▸ **Explore the material**:
1 > Name each family of source material that the Counterclaim excerpt gives as the origin of the citations in the final letter.
2 > Copy word for word the stretch of the Counterclaim excerpt from "Editor also runs" through "as plausible-looking filler.".

▸ **Selected extract**:
Editor also runs a citation verification step: every statute, regulation, or guideline cited in the final letter is checked against the Researcher's source material and flagged with a verification status. Citations the system can't verify against a real source are removed rather than passed through as plausible-looking filler.

What we cite for you

The Researcher agent's job is to make sure no claim in your appeal stands on air. Depending on your denial type and your state, the citations the Editor surfaces in the final letter come from four families of source material:

  • State insurance code

    The specific section of your state's insurance statute that governs the denied service - for example, Texas Insurance Code § 1259 on prudent layperson emergency standards, California Knox-Keene Health Care Service Plan Act on medical necessity reviews, or New York Insurance Law § 4904 on external appeals.

  • ACA external review and federal law

    The federal external review process required by the Affordable Care Act, ERISA § 503 procedural protections for employer plans, the Mental Health Parity and Addiction Equity Act for behavioral health denials, and the No Surprises Act for surprise out-of-network bills.

  • Peer-reviewed clinical literature and guidelines

    Evidence supporting medical necessity, drawn from PubMed-indexed studies and major guideline bodies - NCCN for oncology, AHA/ACC for cardiology, AAN for neurology, ASCO, ACOG, APA, and others depending on the specialty involved in your claim.

  • Your insurer's own coverage policy

    The published clinical policy bulletin or medical coverage policy your insurer maintains for the specific service. Quoting an insurer's own policy back to them - and showing your case meets it - is one of the most effective appeal moves available.

Why an adversary in the loop matters

Most AI-drafted appeal letters look strong because they were never read by anyone whose job was to dismantle them. The Adversary agent simulates the appeals attorney on the insurer's side: it looks for unsupported claims, vague citations, missing exhibits, and procedural mistakes that would let the insurer reject the appeal on technicalities. Every weakness it finds is passed to the Editor, which either repairs it or removes the argument. The result is a letter that has already lost the easy fights internally - so the insurer can't win them.

Privacy and data handling

  • Uploaded files are held in memory only for the duration of pipeline processing - they are not written to long-term object storage.
  • Sessions (extracted fields, generated letter, deadlines) are purged automatically after one hour. Download your PDF before that window expires.
  • No account, email, or sign-in is required to use Counterclaim. We don't have a user database to leak.
  • We never share your documents with the model providers for training and never sell or share session data with third parties.

▸ **Supplied material**:
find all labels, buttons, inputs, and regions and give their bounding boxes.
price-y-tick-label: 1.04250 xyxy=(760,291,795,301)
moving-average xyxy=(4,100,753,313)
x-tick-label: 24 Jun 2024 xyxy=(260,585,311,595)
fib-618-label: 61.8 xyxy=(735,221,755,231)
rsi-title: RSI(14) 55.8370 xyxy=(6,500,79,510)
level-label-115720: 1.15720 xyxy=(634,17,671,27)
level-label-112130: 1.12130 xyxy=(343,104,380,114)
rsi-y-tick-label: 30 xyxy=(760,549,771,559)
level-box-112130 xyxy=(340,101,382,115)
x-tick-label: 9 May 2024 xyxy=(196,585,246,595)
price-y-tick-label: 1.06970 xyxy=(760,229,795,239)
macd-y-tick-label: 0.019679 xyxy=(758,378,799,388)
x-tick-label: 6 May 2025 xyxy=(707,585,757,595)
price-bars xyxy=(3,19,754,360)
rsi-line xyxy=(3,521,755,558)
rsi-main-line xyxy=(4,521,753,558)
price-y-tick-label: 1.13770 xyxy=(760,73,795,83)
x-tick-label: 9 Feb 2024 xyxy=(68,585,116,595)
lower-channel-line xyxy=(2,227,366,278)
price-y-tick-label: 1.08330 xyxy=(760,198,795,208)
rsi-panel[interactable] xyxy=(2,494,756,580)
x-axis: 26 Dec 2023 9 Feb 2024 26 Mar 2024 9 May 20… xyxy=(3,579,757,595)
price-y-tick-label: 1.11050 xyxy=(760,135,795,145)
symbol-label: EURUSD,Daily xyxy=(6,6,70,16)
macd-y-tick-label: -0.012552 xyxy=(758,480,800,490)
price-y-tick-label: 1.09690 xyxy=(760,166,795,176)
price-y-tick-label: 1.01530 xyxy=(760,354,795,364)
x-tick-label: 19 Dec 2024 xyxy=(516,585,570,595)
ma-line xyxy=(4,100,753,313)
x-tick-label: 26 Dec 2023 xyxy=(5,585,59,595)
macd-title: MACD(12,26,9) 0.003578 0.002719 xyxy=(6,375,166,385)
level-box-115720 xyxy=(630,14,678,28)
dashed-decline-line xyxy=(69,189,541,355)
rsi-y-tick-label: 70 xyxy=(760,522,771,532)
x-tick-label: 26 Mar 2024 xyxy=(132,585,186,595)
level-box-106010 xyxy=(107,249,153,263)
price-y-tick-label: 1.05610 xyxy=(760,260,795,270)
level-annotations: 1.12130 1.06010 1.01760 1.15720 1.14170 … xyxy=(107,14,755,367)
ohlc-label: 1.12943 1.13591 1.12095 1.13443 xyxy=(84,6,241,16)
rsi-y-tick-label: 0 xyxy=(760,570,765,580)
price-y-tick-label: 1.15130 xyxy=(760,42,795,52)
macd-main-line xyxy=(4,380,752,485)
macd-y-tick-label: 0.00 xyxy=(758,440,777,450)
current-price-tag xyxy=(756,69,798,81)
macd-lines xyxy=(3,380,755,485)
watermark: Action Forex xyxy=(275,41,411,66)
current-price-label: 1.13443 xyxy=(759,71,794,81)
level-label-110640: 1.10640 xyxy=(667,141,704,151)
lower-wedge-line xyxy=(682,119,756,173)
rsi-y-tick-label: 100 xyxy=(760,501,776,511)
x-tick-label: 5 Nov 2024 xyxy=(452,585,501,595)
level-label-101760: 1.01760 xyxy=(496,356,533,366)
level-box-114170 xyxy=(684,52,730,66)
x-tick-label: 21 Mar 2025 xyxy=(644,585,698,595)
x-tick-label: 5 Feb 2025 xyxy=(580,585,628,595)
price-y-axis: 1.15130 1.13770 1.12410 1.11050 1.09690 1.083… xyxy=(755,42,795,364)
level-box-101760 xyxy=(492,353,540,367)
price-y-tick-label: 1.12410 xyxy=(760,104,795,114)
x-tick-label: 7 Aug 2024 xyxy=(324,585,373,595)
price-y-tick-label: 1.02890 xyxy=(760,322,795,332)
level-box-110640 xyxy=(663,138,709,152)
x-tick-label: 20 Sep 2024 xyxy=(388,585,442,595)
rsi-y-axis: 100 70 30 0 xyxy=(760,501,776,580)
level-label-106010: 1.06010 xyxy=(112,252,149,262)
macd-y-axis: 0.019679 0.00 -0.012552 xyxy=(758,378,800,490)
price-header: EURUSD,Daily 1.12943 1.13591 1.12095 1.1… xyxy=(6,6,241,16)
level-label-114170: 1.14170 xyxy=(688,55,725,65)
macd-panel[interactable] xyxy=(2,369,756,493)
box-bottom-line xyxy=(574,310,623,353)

▸ **Answers for the exercise**:
1 >
State insurance code
ACA external review and federal law
Peer-reviewed clinical literature and guidelines
Your insurer's own coverage policy

2 >
Editor also runs a citation verification step: every statute, regulation, or guideline cited in the final letter is checked against the Researcher's source material and flagged with a verification status. Citations the system can't verify against a real source are removed rather than passed through as plausible-looking filler.